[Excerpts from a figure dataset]
------------

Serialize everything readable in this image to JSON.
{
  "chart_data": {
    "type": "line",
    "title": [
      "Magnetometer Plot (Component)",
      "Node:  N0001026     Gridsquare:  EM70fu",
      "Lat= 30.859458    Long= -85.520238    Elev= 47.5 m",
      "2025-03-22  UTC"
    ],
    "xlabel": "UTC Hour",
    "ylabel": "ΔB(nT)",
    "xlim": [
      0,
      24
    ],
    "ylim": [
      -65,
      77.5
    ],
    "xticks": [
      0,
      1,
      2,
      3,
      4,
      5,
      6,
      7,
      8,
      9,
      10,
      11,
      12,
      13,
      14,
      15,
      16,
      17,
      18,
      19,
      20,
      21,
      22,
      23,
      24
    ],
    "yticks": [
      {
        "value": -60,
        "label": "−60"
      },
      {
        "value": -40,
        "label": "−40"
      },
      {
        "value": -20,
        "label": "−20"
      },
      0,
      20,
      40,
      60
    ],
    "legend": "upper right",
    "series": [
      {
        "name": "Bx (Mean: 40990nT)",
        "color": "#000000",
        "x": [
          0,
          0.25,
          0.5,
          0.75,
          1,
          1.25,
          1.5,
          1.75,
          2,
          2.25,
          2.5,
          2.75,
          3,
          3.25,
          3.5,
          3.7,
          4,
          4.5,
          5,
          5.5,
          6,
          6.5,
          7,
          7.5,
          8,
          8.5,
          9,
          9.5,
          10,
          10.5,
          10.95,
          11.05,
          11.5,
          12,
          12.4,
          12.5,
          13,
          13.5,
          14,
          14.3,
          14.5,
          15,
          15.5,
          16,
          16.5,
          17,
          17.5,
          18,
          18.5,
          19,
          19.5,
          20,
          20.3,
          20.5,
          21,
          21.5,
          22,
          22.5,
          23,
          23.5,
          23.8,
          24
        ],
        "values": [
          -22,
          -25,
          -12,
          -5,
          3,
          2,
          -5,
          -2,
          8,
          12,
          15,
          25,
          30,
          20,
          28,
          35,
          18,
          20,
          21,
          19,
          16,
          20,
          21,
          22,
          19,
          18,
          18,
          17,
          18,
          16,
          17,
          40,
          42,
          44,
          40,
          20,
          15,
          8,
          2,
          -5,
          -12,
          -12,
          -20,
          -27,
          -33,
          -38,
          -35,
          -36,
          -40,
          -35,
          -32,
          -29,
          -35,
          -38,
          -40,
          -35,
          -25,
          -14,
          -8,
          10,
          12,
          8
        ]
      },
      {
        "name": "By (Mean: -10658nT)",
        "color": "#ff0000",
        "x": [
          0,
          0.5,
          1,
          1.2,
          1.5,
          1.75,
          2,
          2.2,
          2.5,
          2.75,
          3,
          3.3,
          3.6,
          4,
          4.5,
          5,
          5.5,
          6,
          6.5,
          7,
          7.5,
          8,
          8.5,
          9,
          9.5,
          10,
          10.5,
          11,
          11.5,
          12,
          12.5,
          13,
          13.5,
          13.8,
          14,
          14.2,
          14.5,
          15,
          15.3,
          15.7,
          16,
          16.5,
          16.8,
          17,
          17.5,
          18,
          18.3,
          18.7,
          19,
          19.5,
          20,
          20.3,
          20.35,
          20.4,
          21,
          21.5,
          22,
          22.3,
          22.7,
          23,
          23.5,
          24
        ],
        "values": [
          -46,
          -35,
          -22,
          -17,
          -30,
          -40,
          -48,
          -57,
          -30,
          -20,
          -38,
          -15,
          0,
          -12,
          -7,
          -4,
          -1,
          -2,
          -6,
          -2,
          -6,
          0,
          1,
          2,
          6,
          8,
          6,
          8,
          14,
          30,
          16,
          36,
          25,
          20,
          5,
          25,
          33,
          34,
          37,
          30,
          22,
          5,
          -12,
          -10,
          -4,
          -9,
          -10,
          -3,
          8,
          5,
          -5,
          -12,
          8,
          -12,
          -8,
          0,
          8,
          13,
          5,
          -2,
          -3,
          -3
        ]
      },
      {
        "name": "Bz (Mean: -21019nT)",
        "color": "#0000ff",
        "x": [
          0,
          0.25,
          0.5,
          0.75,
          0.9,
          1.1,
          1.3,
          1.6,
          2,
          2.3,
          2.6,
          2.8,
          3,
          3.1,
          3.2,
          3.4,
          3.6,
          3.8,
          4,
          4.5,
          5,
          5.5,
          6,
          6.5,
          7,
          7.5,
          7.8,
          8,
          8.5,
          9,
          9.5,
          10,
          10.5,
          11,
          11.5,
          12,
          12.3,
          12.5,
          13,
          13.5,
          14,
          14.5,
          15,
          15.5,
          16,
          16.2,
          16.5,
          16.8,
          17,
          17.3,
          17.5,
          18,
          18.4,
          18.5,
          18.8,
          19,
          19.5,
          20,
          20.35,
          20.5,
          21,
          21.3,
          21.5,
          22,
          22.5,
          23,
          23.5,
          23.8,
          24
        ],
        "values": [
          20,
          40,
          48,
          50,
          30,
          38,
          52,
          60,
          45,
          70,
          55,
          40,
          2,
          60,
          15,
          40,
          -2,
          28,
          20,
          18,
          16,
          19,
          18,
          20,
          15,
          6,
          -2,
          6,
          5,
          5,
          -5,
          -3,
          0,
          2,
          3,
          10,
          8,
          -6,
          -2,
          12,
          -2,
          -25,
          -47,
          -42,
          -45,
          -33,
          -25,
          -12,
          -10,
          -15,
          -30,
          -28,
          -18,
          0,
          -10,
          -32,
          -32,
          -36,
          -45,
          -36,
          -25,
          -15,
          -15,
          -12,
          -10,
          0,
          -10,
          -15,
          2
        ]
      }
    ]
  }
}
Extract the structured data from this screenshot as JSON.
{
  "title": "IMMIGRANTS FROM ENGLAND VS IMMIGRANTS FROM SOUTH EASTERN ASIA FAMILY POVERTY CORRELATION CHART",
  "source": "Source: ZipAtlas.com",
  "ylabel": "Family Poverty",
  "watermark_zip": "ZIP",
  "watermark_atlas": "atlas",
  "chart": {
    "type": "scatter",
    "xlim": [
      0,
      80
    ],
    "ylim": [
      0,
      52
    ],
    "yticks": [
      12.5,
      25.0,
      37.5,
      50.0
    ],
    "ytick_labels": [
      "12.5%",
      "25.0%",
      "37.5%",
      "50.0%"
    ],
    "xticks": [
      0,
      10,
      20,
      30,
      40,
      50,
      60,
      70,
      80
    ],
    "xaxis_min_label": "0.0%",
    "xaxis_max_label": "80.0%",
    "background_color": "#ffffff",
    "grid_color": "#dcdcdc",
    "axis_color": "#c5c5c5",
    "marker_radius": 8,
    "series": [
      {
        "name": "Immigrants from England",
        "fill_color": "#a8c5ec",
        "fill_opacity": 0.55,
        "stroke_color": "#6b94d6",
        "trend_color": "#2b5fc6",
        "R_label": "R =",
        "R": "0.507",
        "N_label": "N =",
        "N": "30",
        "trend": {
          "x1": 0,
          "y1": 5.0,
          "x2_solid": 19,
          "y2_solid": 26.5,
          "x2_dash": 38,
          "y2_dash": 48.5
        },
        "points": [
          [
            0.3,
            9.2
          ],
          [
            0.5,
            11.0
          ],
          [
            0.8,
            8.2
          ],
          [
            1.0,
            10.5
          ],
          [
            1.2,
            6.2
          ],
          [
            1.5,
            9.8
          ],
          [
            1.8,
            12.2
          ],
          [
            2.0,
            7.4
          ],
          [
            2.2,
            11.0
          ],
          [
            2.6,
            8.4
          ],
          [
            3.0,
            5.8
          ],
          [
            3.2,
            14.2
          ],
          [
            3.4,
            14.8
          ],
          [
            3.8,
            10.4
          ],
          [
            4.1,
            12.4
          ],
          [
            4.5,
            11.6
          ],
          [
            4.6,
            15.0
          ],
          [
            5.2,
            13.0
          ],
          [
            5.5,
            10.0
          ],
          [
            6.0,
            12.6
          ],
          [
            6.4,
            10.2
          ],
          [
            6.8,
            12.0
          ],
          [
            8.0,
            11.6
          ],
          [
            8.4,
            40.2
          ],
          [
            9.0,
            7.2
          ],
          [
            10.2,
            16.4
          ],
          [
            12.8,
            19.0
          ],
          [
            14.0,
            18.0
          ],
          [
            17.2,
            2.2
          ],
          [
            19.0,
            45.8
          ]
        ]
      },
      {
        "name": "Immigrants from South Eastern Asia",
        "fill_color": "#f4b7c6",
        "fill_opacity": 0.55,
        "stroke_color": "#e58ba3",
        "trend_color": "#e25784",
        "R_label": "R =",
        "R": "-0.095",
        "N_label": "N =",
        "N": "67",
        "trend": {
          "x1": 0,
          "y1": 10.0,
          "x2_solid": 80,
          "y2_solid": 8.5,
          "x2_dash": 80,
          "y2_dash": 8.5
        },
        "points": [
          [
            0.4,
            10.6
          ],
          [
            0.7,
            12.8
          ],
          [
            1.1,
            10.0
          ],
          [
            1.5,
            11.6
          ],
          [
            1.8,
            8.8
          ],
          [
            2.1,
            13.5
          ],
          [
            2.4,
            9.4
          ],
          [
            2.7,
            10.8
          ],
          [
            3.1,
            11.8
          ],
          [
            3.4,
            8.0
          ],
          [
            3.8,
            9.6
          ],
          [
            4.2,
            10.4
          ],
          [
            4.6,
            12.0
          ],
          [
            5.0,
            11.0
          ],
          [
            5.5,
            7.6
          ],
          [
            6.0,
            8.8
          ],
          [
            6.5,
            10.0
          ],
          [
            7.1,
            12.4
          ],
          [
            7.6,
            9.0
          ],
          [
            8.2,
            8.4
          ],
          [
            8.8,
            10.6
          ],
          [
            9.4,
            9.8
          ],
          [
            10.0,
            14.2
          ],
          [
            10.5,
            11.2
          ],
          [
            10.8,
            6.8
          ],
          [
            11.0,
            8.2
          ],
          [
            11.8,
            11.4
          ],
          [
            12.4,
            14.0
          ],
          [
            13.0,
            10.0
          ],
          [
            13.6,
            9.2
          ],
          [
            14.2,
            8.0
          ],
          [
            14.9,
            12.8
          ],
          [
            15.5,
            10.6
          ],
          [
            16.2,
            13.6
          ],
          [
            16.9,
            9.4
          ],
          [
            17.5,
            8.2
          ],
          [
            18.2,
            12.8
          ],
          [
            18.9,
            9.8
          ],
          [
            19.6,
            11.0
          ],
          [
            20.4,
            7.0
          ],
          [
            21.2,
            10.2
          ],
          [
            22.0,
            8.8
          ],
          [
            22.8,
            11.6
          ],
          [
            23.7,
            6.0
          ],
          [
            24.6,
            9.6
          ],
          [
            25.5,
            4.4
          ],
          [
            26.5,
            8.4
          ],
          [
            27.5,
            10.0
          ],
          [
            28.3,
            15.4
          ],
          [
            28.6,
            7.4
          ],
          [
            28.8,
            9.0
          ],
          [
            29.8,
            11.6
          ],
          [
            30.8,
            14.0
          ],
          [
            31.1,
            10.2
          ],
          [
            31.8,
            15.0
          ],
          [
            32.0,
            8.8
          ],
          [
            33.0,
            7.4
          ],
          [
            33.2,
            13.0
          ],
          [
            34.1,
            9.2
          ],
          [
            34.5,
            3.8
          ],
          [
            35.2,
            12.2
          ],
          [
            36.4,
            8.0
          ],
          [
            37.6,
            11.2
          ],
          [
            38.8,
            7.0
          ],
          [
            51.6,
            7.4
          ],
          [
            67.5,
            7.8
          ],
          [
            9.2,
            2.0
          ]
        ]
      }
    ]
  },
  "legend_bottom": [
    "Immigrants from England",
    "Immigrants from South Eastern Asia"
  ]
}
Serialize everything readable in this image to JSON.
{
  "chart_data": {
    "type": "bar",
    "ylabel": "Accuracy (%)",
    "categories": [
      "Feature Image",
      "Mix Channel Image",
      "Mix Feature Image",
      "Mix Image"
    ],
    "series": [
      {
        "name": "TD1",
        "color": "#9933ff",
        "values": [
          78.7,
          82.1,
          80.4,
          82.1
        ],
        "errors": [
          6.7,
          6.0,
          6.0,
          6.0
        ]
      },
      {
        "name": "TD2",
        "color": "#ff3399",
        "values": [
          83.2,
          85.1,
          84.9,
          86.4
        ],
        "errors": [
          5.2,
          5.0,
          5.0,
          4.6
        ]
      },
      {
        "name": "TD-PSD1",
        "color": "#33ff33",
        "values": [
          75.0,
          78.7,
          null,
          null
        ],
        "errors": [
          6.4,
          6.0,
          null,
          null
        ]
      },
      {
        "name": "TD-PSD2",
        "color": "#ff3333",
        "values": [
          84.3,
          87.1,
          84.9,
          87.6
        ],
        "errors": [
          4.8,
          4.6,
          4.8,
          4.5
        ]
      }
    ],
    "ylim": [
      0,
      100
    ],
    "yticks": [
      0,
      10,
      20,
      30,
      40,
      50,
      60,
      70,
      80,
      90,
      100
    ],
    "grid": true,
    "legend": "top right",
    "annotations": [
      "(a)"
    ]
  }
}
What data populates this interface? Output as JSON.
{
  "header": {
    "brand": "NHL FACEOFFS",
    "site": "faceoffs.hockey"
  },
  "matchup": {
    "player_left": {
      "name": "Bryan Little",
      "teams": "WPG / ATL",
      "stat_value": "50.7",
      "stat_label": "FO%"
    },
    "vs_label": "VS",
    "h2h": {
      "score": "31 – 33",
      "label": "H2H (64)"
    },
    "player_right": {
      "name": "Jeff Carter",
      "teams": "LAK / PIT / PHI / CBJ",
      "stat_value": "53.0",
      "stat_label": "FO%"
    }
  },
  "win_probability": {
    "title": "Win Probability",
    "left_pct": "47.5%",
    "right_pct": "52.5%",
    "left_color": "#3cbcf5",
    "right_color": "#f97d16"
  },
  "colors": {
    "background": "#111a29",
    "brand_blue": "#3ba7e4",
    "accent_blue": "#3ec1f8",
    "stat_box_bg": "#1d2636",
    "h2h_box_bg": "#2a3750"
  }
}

------------

**EXERCISE INSTRUCTIONS:** Give back exactly the lines from the line holding "What data populates" through the last line of the listing, including both.

**COMPLETE ANSWER:**
What data populates this interface? Output as JSON.
{
  "header": {
    "brand": "NHL FACEOFFS",
    "site": "faceoffs.hockey"
  },
  "matchup": {
    "player_left": {
      "name": "Bryan Little",
      "teams": "WPG / ATL",
      "stat_value": "50.7",
      "stat_label": "FO%"
    },
    "vs_label": "VS",
    "h2h": {
      "score": "31 – 33",
      "label": "H2H (64)"
    },
    "player_right": {
      "name": "Jeff Carter",
      "teams": "LAK / PIT / PHI / CBJ",
      "stat_value": "53.0",
      "stat_label": "FO%"
    }
  },
  "win_probability": {
    "title": "Win Probability",
    "left_pct": "47.5%",
    "right_pct": "52.5%",
    "left_color": "#3cbcf5",
    "right_color": "#f97d16"
  },
  "colors": {
    "background": "#111a29",
    "brand_blue": "#3ba7e4",
    "accent_blue": "#3ec1f8",
    "stat_box_bg": "#1d2636",
    "h2h_box_bg": "#2a3750"
  }
}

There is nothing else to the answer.